◆ Trecho apresentado:
§ §

Com 91 anos e uma vida dedicada às questões da etnografia, António Lopes Pires confia que tão cedo o folclore não acabará. O antigo inspetor olha com ânimo para o trabalho dedicado à etnografia que tem sido feito nas universidades. Assume-se um purista nas questões do folclore porque, diz, todas as coisas da vida devem ser levadas a sério e critica quem tenta adaptar a tradição aos tempos de hoje. Viseu recebe a 21 de setembro o Desfile Nacional do Traje Popular Português

Falámos em 2018, há seis anos, por alturas do Europeade, o mais relevante evento europeu de etnografia e folclore que decorreu em Viseu. Na altura, o sr. inspetor considerava que esta era uma iniciativa que poderia abrir o mundo do folclore e da etnografia a mias pessoas e o poderia valorizar. Seis anos depois, como está a relação entre Viseu e o folclore?

§ §

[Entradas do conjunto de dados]
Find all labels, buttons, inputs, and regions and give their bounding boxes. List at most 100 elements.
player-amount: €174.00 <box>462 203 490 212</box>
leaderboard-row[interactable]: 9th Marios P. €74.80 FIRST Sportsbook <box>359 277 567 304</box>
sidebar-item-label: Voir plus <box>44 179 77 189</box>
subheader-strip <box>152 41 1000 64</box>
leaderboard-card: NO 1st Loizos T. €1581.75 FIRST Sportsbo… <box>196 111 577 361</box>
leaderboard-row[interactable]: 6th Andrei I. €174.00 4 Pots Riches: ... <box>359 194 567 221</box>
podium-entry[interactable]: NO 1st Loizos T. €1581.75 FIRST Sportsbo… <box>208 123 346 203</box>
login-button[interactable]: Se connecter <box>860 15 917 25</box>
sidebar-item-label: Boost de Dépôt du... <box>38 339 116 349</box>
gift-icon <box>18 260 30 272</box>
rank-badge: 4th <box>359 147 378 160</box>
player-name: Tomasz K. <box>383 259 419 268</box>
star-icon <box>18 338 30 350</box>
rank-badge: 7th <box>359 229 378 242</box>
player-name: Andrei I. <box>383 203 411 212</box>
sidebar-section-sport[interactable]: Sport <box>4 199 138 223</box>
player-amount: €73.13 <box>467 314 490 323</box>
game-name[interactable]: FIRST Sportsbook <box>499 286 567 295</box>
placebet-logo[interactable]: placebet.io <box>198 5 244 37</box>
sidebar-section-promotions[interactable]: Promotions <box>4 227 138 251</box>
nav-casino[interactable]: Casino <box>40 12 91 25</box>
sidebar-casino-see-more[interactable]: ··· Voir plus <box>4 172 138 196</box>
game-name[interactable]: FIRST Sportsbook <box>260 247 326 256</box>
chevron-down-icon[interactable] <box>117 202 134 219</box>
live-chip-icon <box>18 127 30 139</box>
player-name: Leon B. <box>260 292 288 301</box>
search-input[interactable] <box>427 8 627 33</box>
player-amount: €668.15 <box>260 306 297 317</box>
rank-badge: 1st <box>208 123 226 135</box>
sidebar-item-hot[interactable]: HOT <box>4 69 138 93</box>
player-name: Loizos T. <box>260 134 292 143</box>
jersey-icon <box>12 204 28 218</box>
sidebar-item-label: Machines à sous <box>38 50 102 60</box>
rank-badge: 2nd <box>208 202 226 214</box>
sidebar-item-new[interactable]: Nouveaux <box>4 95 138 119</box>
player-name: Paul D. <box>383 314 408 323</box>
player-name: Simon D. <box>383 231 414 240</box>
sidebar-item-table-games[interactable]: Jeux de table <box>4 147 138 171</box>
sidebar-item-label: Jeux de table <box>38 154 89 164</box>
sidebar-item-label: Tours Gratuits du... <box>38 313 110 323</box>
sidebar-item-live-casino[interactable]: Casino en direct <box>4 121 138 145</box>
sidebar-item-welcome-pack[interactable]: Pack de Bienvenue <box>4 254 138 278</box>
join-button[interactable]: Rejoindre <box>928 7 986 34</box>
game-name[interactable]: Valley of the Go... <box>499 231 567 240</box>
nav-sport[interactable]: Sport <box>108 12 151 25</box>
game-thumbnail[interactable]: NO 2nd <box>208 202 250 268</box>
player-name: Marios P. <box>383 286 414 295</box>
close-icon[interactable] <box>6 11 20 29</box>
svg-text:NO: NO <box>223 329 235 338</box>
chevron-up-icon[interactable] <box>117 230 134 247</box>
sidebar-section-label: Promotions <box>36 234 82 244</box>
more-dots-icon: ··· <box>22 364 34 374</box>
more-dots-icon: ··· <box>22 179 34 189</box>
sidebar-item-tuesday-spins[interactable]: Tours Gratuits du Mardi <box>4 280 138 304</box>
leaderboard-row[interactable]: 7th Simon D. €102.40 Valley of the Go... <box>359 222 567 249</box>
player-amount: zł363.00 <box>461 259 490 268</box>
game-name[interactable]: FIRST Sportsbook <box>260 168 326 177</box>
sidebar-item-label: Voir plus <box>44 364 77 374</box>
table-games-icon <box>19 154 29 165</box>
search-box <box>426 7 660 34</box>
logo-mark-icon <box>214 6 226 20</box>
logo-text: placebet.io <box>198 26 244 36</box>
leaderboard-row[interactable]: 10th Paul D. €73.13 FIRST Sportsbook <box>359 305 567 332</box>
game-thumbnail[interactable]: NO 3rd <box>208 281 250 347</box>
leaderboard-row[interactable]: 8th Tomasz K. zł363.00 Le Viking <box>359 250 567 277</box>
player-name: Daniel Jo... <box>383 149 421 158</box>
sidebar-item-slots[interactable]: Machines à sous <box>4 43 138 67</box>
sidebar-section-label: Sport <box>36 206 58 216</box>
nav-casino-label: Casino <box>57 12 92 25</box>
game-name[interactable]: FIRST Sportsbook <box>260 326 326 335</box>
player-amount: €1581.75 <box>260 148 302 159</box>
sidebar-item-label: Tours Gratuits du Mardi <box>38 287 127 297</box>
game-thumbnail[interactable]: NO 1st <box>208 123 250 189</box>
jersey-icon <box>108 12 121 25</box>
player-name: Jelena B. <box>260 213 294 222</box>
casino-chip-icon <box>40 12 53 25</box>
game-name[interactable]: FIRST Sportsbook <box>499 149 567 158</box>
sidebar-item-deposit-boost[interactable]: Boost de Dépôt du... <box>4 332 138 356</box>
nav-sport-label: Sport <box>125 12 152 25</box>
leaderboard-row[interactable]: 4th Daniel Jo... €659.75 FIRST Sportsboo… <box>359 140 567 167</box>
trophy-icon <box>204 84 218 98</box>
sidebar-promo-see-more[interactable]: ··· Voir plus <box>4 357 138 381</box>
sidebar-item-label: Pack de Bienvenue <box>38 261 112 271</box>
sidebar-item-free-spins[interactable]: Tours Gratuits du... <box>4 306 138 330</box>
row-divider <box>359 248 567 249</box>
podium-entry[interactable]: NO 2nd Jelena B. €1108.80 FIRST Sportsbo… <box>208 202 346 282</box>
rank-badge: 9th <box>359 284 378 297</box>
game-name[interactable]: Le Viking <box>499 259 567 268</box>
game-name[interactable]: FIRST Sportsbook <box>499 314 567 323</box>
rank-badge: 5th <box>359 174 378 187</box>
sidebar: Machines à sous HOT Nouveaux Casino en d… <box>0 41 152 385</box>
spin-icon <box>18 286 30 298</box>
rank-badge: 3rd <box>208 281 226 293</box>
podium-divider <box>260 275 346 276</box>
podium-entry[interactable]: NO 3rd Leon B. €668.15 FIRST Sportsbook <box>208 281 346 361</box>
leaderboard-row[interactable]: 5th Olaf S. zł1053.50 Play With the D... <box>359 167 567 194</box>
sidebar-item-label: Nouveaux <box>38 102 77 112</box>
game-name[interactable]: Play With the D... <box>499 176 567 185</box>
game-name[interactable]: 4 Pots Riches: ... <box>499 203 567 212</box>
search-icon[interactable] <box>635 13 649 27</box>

§ §

◆ Exercício 1:
Segundo o trecho apresentado, em que cidade e em que data será recebido o Desfile Nacional do Traje Popular Português?
◆ Exercício 2:
Liste, sem repetições, todos os nomes próprios de pessoas, lugares e eventos que aparecem no trecho apresentado.
◆ Exercício 3:
Imprima a parte do trecho apresentado que vai de "Com 91 anos" a "e o folclore?", inclusive.

◆ Resposta escrita 1:
Em Viseu, a 21 de setembro.

◆ Resposta escrita 2:
António Lopes Pires; Viseu; Desfile Nacional do Traje Popular Português; Europeade

◆ Resposta escrita 3:
Com 91 anos e uma vida dedicada às questões da etnografia, António Lopes Pires confia que tão cedo o folclore não acabará. O antigo inspetor olha com ânimo para o trabalho dedicado à etnografia que tem sido feito nas universidades. Assume-se um purista nas questões do folclore porque, diz, todas as coisas da vida devem ser levadas a sério e critica quem tenta adaptar a tradição aos tempos de hoje. Viseu recebe a 21 de setembro o Desfile Nacional do Traje Popular Português

Falámos em 2018, há seis anos, por alturas do Europeade, o mais relevante evento europeu de etnografia e folclore que decorreu em Viseu. Na altura, o sr. inspetor considerava que esta era uma iniciativa que poderia abrir o mundo do folclore e da etnografia a mias pessoas e o poderia valorizar. Seis anos depois, como está a relação entre Viseu e o folclore?